▶ _STATED TASK_
Repeat the data verbatim.

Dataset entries
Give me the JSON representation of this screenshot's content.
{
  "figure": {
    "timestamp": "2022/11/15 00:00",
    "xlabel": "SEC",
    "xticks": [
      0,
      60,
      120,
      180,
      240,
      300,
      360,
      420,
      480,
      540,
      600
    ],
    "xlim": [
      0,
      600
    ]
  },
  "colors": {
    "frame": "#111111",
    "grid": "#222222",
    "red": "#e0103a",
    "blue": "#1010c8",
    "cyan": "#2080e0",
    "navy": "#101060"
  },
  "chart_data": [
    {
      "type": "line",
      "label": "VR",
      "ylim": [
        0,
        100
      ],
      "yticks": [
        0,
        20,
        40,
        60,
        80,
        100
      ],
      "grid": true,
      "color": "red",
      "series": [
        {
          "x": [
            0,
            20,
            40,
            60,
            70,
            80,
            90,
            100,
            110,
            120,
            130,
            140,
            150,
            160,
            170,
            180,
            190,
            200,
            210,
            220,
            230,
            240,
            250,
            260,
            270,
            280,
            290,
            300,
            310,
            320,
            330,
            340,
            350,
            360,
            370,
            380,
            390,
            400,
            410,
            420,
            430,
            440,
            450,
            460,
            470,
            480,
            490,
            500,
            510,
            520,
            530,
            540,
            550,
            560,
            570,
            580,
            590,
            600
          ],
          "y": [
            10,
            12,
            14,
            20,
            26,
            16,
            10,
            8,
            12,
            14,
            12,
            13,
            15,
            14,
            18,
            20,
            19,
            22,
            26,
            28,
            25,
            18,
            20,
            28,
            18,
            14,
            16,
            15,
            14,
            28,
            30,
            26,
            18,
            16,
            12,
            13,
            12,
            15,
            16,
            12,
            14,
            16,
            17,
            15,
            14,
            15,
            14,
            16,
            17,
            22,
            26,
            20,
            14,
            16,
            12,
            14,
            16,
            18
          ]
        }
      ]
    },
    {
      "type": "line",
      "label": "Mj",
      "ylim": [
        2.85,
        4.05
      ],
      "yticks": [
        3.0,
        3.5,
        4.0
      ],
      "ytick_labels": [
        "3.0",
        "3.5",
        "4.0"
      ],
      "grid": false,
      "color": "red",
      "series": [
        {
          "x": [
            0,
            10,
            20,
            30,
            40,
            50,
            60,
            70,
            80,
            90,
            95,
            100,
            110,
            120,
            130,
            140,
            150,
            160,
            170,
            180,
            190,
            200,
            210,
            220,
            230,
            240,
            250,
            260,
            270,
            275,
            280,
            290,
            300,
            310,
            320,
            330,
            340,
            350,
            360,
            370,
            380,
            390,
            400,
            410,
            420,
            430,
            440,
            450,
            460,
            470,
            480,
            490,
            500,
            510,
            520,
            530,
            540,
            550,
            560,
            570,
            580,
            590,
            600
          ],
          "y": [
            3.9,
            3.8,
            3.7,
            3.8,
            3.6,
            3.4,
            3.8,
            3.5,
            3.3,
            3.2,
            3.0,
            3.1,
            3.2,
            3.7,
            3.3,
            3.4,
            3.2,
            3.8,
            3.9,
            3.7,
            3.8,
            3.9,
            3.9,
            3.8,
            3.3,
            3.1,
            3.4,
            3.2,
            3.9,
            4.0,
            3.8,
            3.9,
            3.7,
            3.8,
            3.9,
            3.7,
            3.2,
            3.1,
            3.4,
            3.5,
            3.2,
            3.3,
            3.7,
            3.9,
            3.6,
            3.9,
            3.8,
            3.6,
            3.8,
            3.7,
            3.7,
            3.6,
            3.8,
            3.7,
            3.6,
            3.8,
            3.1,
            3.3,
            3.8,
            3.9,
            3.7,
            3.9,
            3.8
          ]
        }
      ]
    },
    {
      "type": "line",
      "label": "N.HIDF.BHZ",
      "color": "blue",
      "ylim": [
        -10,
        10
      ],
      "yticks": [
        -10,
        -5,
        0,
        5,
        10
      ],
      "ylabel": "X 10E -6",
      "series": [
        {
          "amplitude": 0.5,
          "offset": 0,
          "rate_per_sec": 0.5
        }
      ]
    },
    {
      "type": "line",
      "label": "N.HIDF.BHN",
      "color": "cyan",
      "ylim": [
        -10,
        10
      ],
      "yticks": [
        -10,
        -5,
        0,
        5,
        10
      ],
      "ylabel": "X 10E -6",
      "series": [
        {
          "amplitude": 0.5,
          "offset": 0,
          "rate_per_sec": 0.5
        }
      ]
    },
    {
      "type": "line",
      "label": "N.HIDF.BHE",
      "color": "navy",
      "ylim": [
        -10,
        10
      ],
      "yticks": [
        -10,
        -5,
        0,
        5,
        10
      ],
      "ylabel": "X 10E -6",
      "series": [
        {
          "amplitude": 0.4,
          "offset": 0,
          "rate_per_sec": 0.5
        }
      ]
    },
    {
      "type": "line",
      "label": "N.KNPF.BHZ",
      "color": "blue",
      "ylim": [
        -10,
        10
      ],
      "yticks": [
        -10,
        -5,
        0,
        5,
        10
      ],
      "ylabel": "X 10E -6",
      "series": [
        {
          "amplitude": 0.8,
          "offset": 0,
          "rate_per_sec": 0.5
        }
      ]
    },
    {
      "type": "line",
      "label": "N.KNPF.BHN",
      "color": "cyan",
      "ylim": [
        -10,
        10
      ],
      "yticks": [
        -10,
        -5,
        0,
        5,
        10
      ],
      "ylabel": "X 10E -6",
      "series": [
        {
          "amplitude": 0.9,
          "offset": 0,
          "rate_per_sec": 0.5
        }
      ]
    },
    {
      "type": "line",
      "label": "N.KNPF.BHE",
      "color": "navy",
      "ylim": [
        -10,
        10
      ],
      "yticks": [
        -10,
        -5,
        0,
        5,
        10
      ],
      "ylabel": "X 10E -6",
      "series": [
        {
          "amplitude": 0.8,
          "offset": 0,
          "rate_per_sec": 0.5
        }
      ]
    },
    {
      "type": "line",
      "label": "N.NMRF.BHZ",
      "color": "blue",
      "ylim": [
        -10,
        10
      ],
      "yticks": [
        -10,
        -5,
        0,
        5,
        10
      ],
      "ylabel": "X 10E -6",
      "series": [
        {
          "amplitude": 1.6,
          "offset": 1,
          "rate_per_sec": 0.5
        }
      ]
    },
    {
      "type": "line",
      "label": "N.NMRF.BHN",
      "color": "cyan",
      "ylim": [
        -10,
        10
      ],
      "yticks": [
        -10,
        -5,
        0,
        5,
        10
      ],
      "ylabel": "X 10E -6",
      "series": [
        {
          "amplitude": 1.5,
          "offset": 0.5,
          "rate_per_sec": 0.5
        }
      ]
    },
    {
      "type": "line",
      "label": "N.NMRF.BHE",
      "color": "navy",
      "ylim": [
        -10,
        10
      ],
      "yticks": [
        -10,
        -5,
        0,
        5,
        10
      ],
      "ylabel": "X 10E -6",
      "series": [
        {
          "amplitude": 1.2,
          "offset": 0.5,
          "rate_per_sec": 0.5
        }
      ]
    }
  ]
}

▶ _WRITTEN SOLUTION_
Give me the JSON representation of this screenshot's content.
{
  "figure": {
    "timestamp": "2022/11/15 00:00",
    "xlabel": "SEC",
    "xticks": [
      0,
      60,
      120,
      180,
      240,
      300,
      360,
      420,
      480,
      540,
      600
    ],
    "xlim": [
      0,
      600
    ]
  },
  "colors": {
    "frame": "#111111",
    "grid": "#222222",
    "red": "#e0103a",
    "blue": "#1010c8",
    "cyan": "#2080e0",
    "navy": "#101060"
  },
  "chart_data": [
    {
      "type": "line",
      "label": "VR",
      "ylim": [
        0,
        100
      ],
      "yticks": [
        0,
        20,
        40,
        60,
        80,
        100
      ],
      "grid": true,
      "color": "red",
      "series": [
        {
          "x": [
            0,
            20,
            40,
            60,
            70,
            80,
            90,
            100,
            110,
            120,
            130,
            140,
            150,
            160,
            170,
            180,
            190,
            200,
            210,
            220,
            230,
            240,
            250,
            260,
            270,
            280,
            290,
            300,
            310,
            320,
            330,
            340,
            350,
            360,
            370,
            380,
            390,
            400,
            410,
            420,
            430,
            440,
            450,
            460,
            470,
            480,
            490,
            500,
            510,
            520,
            530,
            540,
            550,
            560,
            570,
            580,
            590,
            600
          ],
          "y": [
            10,
            12,
            14,
            20,
            26,
            16,
            10,
            8,
            12,
            14,
            12,
            13,
            15,
            14,
            18,
            20,
            19,
            22,
            26,
            28,
            25,
            18,
            20,
            28,
            18,
            14,
            16,
            15,
            14,
            28,
            30,
            26,
            18,
            16,
            12,
            13,
            12,
            15,
            16,
            12,
            14,
            16,
            17,
            15,
            14,
            15,
            14,
            16,
            17,
            22,
            26,
            20,
            14,
            16,
            12,
            14,
            16,
            18
          ]
        }
      ]
    },
    {
      "type": "line",
      "label": "Mj",
      "ylim": [
        2.85,
        4.05
      ],
      "yticks": [
        3.0,
        3.5,
        4.0
      ],
      "ytick_labels": [
        "3.0",
        "3.5",
        "4.0"
      ],
      "grid": false,
      "color": "red",
      "series": [
        {
          "x": [
            0,
            10,
            20,
            30,
            40,
            50,
            60,
            70,
            80,
            90,
            95,
            100,
            110,
            120,
            130,
            140,
            150,
            160,
            170,
            180,
            190,
            200,
            210,
            220,
            230,
            240,
            250,
            260,
            270,
            275,
            280,
            290,
            300,
            310,
            320,
            330,
            340,
            350,
            360,
            370,
            380,
            390,
            400,
            410,
            420,
            430,
            440,
            450,
            460,
            470,
            480,
            490,
            500,
            510,
            520,
            530,
            540,
            550,
            560,
            570,
            580,
            590,
            600
          ],
          "y": [
            3.9,
            3.8,
            3.7,
            3.8,
            3.6,
            3.4,
            3.8,
            3.5,
            3.3,
            3.2,
            3.0,
            3.1,
            3.2,
            3.7,
            3.3,
            3.4,
            3.2,
            3.8,
            3.9,
            3.7,
            3.8,
            3.9,
            3.9,
            3.8,
            3.3,
            3.1,
            3.4,
            3.2,
            3.9,
            4.0,
            3.8,
            3.9,
            3.7,
            3.8,
            3.9,
            3.7,
            3.2,
            3.1,
            3.4,
            3.5,
            3.2,
            3.3,
            3.7,
            3.9,
            3.6,
            3.9,
            3.8,
            3.6,
            3.8,
            3.7,
            3.7,
            3.6,
            3.8,
            3.7,
            3.6,
            3.8,
            3.1,
            3.3,
            3.8,
            3.9,
            3.7,
            3.9,
            3.8
          ]
        }
      ]
    },
    {
      "type": "line",
      "label": "N.HIDF.BHZ",
      "color": "blue",
      "ylim": [
        -10,
        10
      ],
      "yticks": [
        -10,
        -5,
        0,
        5,
        10
      ],
      "ylabel": "X 10E -6",
      "series": [
        {
          "amplitude": 0.5,
          "offset": 0,
          "rate_per_sec": 0.5
        }
      ]
    },
    {
      "type": "line",
      "label": "N.HIDF.BHN",
      "color": "cyan",
      "ylim": [
        -10,
        10
      ],
      "yticks": [
        -10,
        -5,
        0,
        5,
        10
      ],
      "ylabel": "X 10E -6",
      "series": [
        {
          "amplitude": 0.5,
          "offset": 0,
          "rate_per_sec": 0.5
        }
      ]
    },
    {
      "type": "line",
      "label": "N.HIDF.BHE",
      "color": "navy",
      "ylim": [
        -10,
        10
      ],
      "yticks": [
        -10,
        -5,
        0,
        5,
        10
      ],
      "ylabel": "X 10E -6",
      "series": [
        {
          "amplitude": 0.4,
          "offset": 0,
          "rate_per_sec": 0.5
        }
      ]
    },
    {
      "type": "line",
      "label": "N.KNPF.BHZ",
      "color": "blue",
      "ylim": [
        -10,
        10
      ],
      "yticks": [
        -10,
        -5,
        0,
        5,
        10
      ],
      "ylabel": "X 10E -6",
      "series": [
        {
          "amplitude": 0.8,
          "offset": 0,
          "rate_per_sec": 0.5
        }
      ]
    },
    {
      "type": "line",
      "label": "N.KNPF.BHN",
      "color": "cyan",
      "ylim": [
        -10,
        10
      ],
      "yticks": [
        -10,
        -5,
        0,
        5,
        10
      ],
      "ylabel": "X 10E -6",
      "series": [
        {
          "amplitude": 0.9,
          "offset": 0,
          "rate_per_sec": 0.5
        }
      ]
    },
    {
      "type": "line",
      "label": "N.KNPF.BHE",
      "color": "navy",
      "ylim": [
        -10,
        10
      ],
      "yticks": [
        -10,
        -5,
        0,
        5,
        10
      ],
      "ylabel": "X 10E -6",
      "series": [
        {
          "amplitude": 0.8,
          "offset": 0,
          "rate_per_sec": 0.5
        }
      ]
    },
    {
      "type": "line",
      "label": "N.NMRF.BHZ",
      "color": "blue",
      "ylim": [
        -10,
        10
      ],
      "yticks": [
        -10,
        -5,
        0,
        5,
        10
      ],
      "ylabel": "X 10E -6",
      "series": [
        {
          "amplitude": 1.6,
          "offset": 1,
          "rate_per_sec": 0.5
        }
      ]
    },
    {
      "type": "line",
      "label": "N.NMRF.BHN",
      "color": "cyan",
      "ylim": [
        -10,
        10
      ],
      "yticks": [
        -10,
        -5,
        0,
        5,
        10
      ],
      "ylabel": "X 10E -6",
      "series": [
        {
          "amplitude": 1.5,
          "offset": 0.5,
          "rate_per_sec": 0.5
        }
      ]
    },
    {
      "type": "line",
      "label": "N.NMRF.BHE",
      "color": "navy",
      "ylim": [
        -10,
        10
      ],
      "yticks": [
        -10,
        -5,
        0,
        5,
        10
      ],
      "ylabel": "X 10E -6",
      "series": [
        {
          "amplitude": 1.2,
          "offset": 0.5,
          "rate_per_sec": 0.5
        }
      ]
    }
  ]
}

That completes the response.